>> start RECORDS SHOWN

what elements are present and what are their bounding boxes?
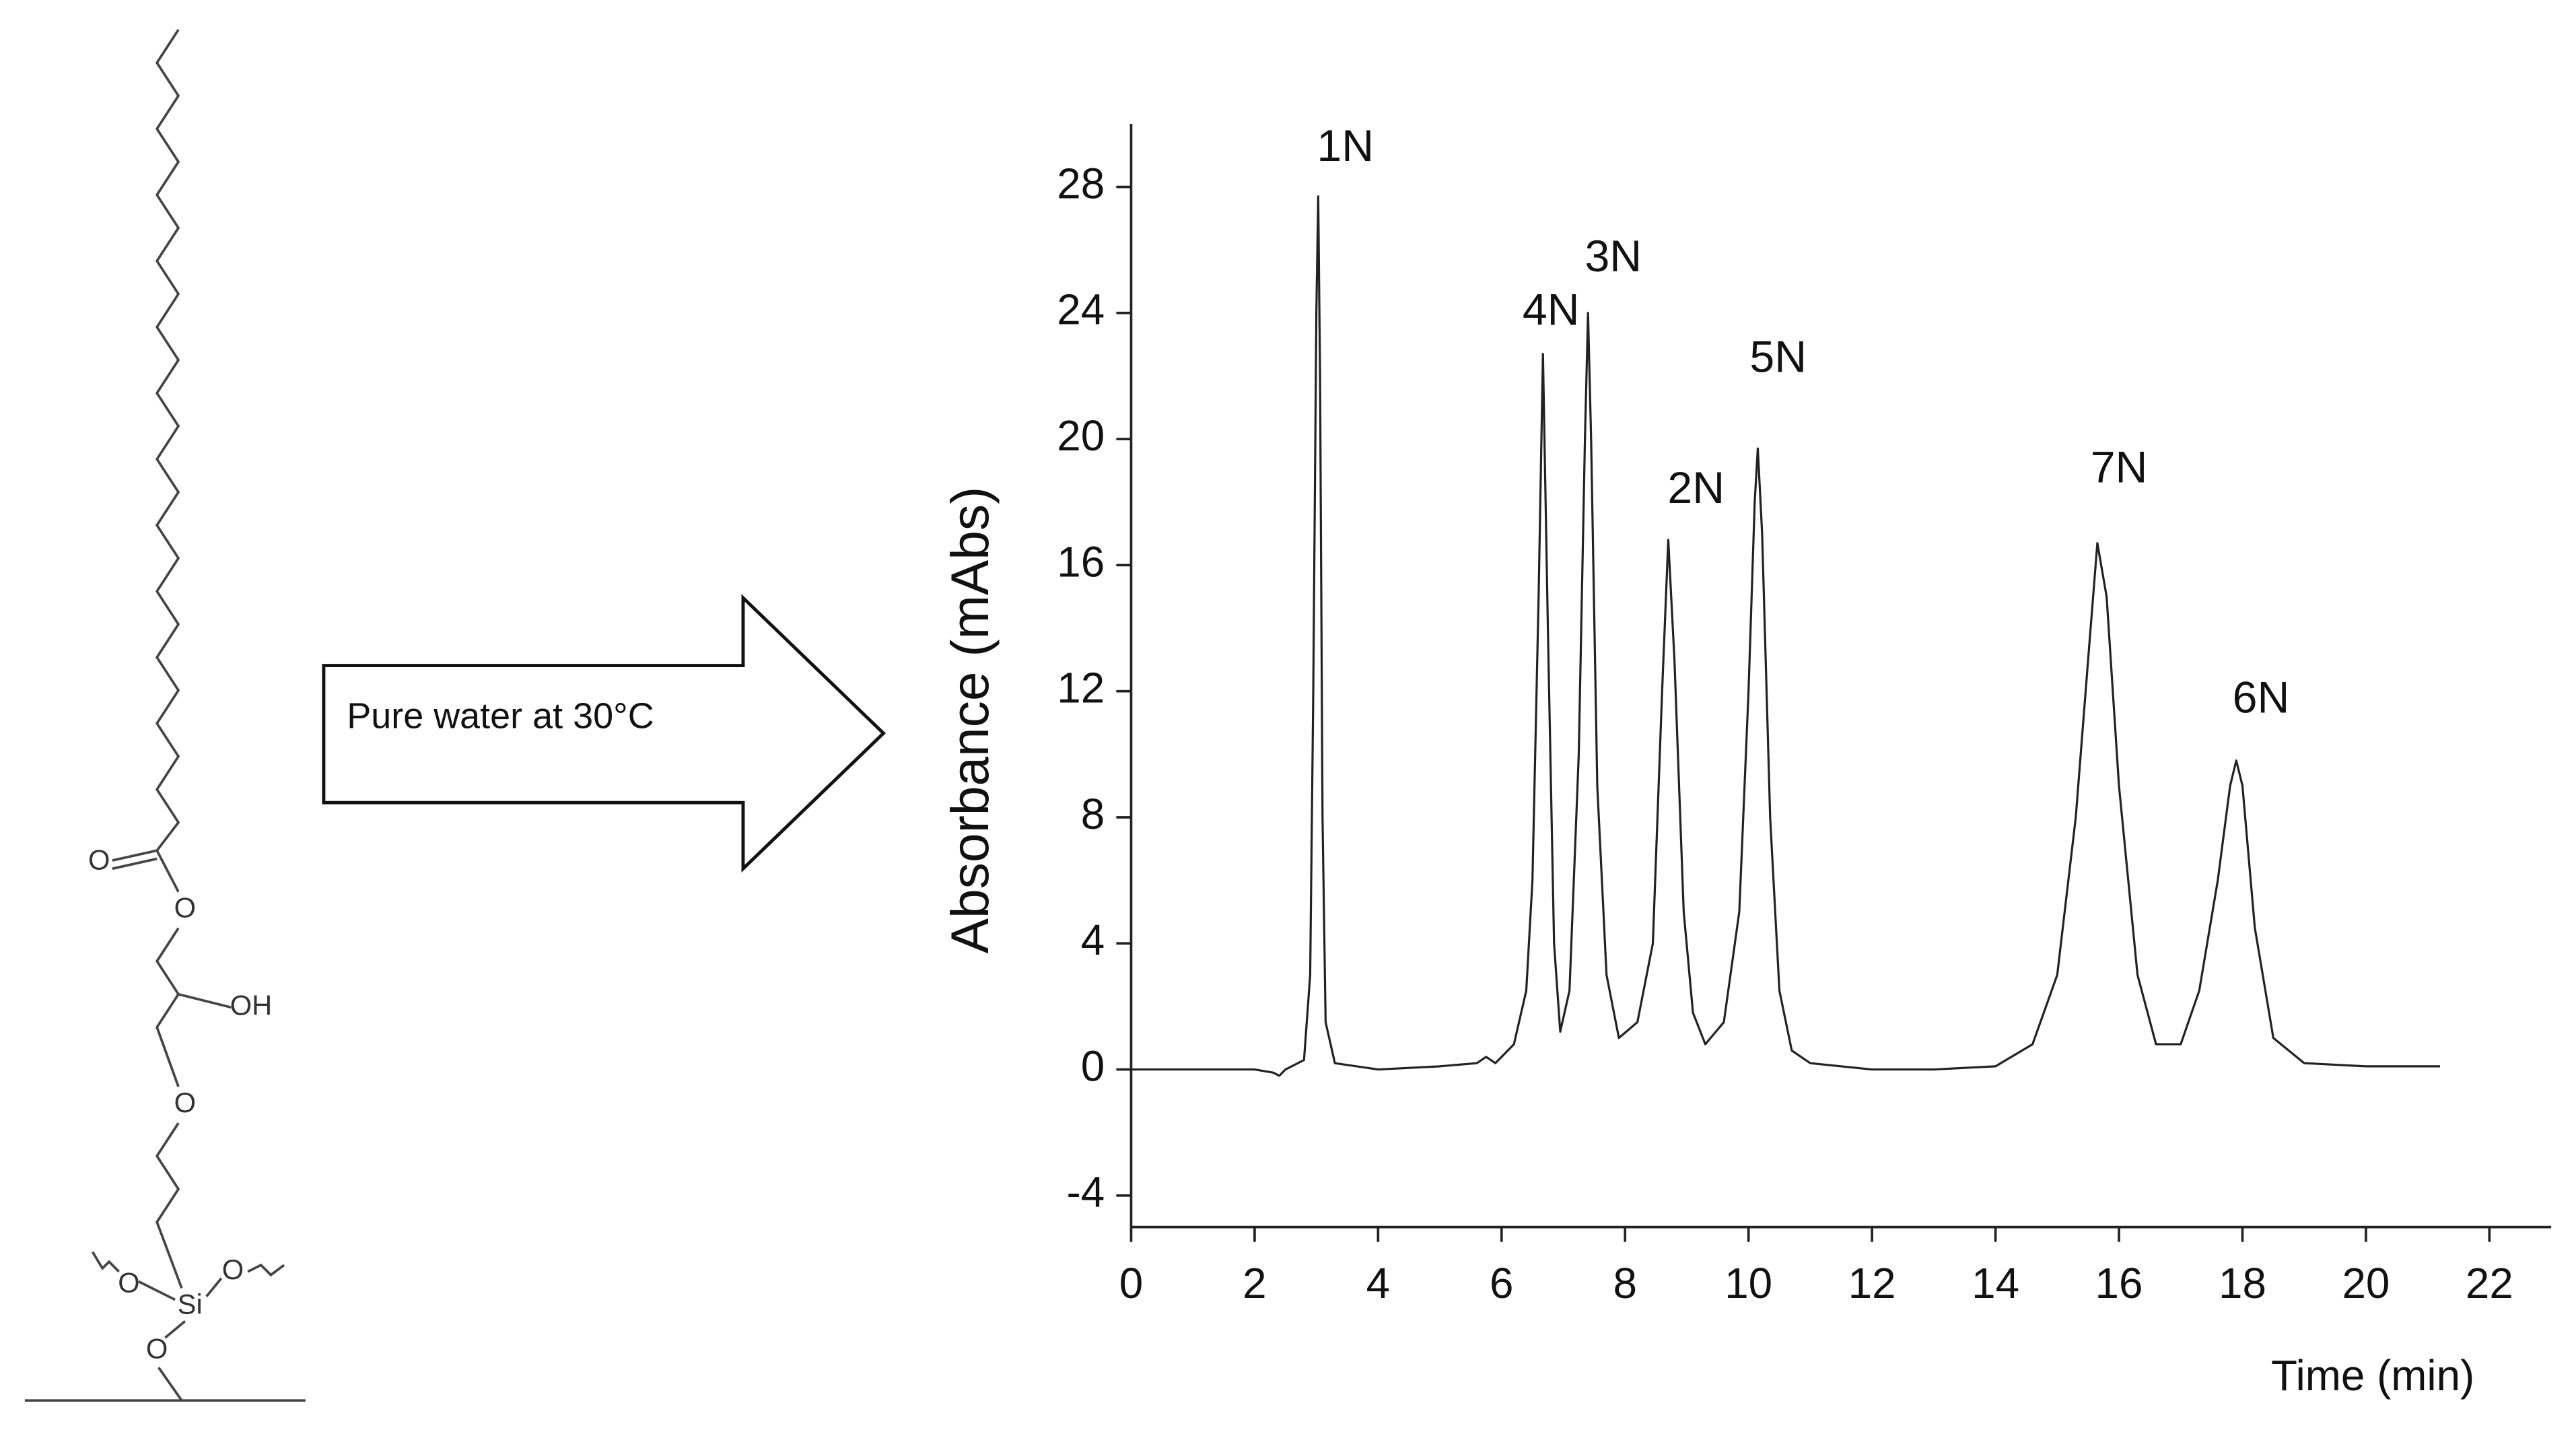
atom-label: O: [222, 1254, 244, 1285]
arrow: [322, 594, 886, 873]
wavy-bond: [91, 1251, 120, 1273]
peak-label: 1N: [1317, 121, 1374, 171]
x-axis-title: Time (min): [2271, 1351, 2474, 1400]
x-tick-label: 8: [1613, 1259, 1637, 1307]
x-tick-label: 6: [1490, 1259, 1513, 1307]
y-tick-label: 16: [1057, 537, 1105, 586]
x-tick-label: 18: [2219, 1259, 2266, 1307]
linker-bonds: [155, 927, 232, 1009]
peak-label: 2N: [1667, 463, 1725, 513]
x-tick-label: 2: [1243, 1259, 1266, 1307]
y-tick-label: 20: [1057, 411, 1105, 460]
x-tick-label: 0: [1119, 1259, 1143, 1307]
y-axis-title: Absorbance (mAbs): [940, 487, 1000, 954]
atom-label: O: [118, 1267, 139, 1299]
y-tick-label: 8: [1081, 790, 1105, 838]
atom-label: Si: [178, 1288, 203, 1320]
x-tick-label: 4: [1366, 1259, 1390, 1307]
atom-label: O: [174, 1087, 196, 1118]
atom-label: O: [146, 1333, 168, 1365]
peak-label: 7N: [2091, 442, 2148, 492]
chromatogram-line: [1131, 195, 2441, 1077]
peak-label: 6N: [2233, 673, 2290, 722]
linker-bonds: [155, 993, 180, 1087]
y-tick-label: 12: [1057, 664, 1105, 712]
atom-label: O: [88, 844, 110, 876]
si-bond: [164, 1320, 186, 1339]
x-tick-label: 22: [2466, 1259, 2513, 1307]
molecule: [24, 29, 306, 1402]
x-tick-label: 12: [1848, 1259, 1896, 1307]
peak-label: 4N: [1523, 285, 1580, 335]
peak-label: 5N: [1749, 333, 1807, 382]
carbonyl-bond: [112, 857, 158, 870]
x-tick-label: 20: [2342, 1259, 2390, 1307]
y-tick-label: 0: [1081, 1042, 1105, 1090]
si-bond: [138, 1280, 176, 1301]
y-tick-label: -4: [1067, 1168, 1105, 1217]
si-bond: [158, 1367, 183, 1402]
x-tick-label: 10: [1725, 1259, 1772, 1307]
x-tick-label: 14: [1972, 1259, 2019, 1307]
peak-label: 3N: [1585, 232, 1642, 281]
y-tick-label: 24: [1057, 285, 1105, 334]
wavy-bond: [247, 1263, 285, 1277]
atom-label: O: [174, 892, 196, 924]
atom-labels: O O OH O O Si O O: [88, 844, 272, 1365]
carbonyl-bond: [112, 849, 158, 862]
y-tick-label: 28: [1057, 159, 1105, 207]
si-bond: [205, 1277, 223, 1297]
linker-bonds: [155, 1122, 183, 1289]
y-tick-label: 4: [1081, 916, 1105, 964]
arrow-label: Pure water at 30°C: [347, 695, 654, 736]
alkyl-chain: [155, 29, 180, 893]
atom-label: OH: [230, 989, 273, 1021]
x-tick-label: 16: [2095, 1259, 2143, 1307]
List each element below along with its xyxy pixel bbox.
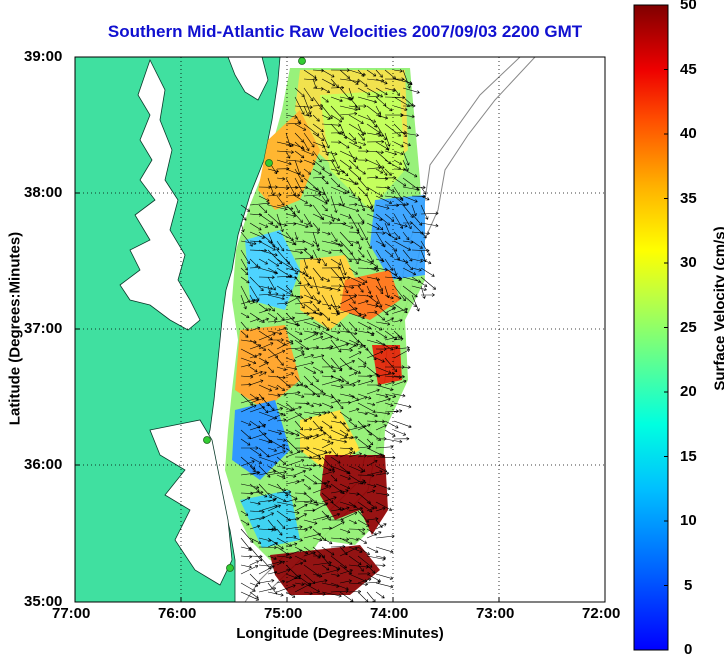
colorbar-ticks xyxy=(664,69,668,586)
pamlico-sound xyxy=(149,419,233,586)
colorbar-tick-label: 50 xyxy=(680,0,697,13)
land-mass xyxy=(75,57,281,602)
y-tick-label: 39:00 xyxy=(24,48,63,65)
x-tick-label: 73:00 xyxy=(476,605,515,622)
x-axis-label: Longitude (Degrees:Minutes) xyxy=(236,625,444,642)
x-tick-label: 75:00 xyxy=(264,605,303,622)
axis-ticks xyxy=(75,192,500,602)
velocity-field xyxy=(225,68,425,595)
colorbar-tick-label: 5 xyxy=(684,577,693,594)
colorbar-tick-label: 10 xyxy=(680,512,697,529)
vector-arrows xyxy=(240,68,439,602)
colorbar-tick-label: 45 xyxy=(680,61,697,78)
y-axis-label: Latitude (Degrees:Minutes) xyxy=(6,231,24,426)
delaware-bay xyxy=(227,57,269,101)
colorbar xyxy=(633,4,669,651)
y-tick-label: 37:00 xyxy=(24,320,63,337)
colorbar-tick-label: 25 xyxy=(680,319,697,336)
station-marker xyxy=(226,564,234,572)
radar-stations xyxy=(203,57,306,572)
chart-title: Southern Mid-Atlantic Raw Velocities 200… xyxy=(107,22,583,41)
colorbar-tick-label: 0 xyxy=(684,641,693,658)
y-tick-label: 38:00 xyxy=(24,184,63,201)
colorbar-label: Surface Velocity (cm/s) xyxy=(711,226,724,391)
x-tick-label: 77:00 xyxy=(52,605,91,622)
x-tick-label: 72:00 xyxy=(582,605,621,622)
x-tick-label: 76:00 xyxy=(158,605,197,622)
x-tick-label: 74:00 xyxy=(370,605,409,622)
station-marker xyxy=(265,159,273,167)
y-tick-label: 36:00 xyxy=(24,456,63,473)
velocity-vectors xyxy=(240,68,439,602)
grid-lines xyxy=(75,57,605,602)
station-marker xyxy=(298,57,306,65)
colorbar-tick-label: 30 xyxy=(680,254,697,271)
chesapeake-bay xyxy=(119,58,201,331)
colorbar-tick-label: 15 xyxy=(680,448,697,465)
colorbar-tick-label: 40 xyxy=(680,125,697,142)
y-tick-label: 35:00 xyxy=(24,593,63,610)
station-marker xyxy=(203,436,211,444)
colorbar-tick-label: 20 xyxy=(680,383,697,400)
colorbar-tick-label: 35 xyxy=(680,190,697,207)
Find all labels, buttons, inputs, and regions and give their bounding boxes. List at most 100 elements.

>> end RECORDS SHOWN

▶ _EXERCISE_
Repeat the lines starting with the one containing "atom-label: O: [222, 1254, 244, 1285]" and continuing through the one containing "x-tick-label: 6: [1490, 1259, 1513, 1307]", both included.

▶ _SOLUTION BELOW_
atom-label: O: [222, 1254, 244, 1285]
arrow: [322, 594, 886, 873]
wavy-bond: [91, 1251, 120, 1273]
peak-label: 1N: [1317, 121, 1374, 171]
x-axis-title: Time (min): [2271, 1351, 2474, 1400]
x-tick-label: 8: [1613, 1259, 1637, 1307]
x-tick-label: 6: [1490, 1259, 1513, 1307]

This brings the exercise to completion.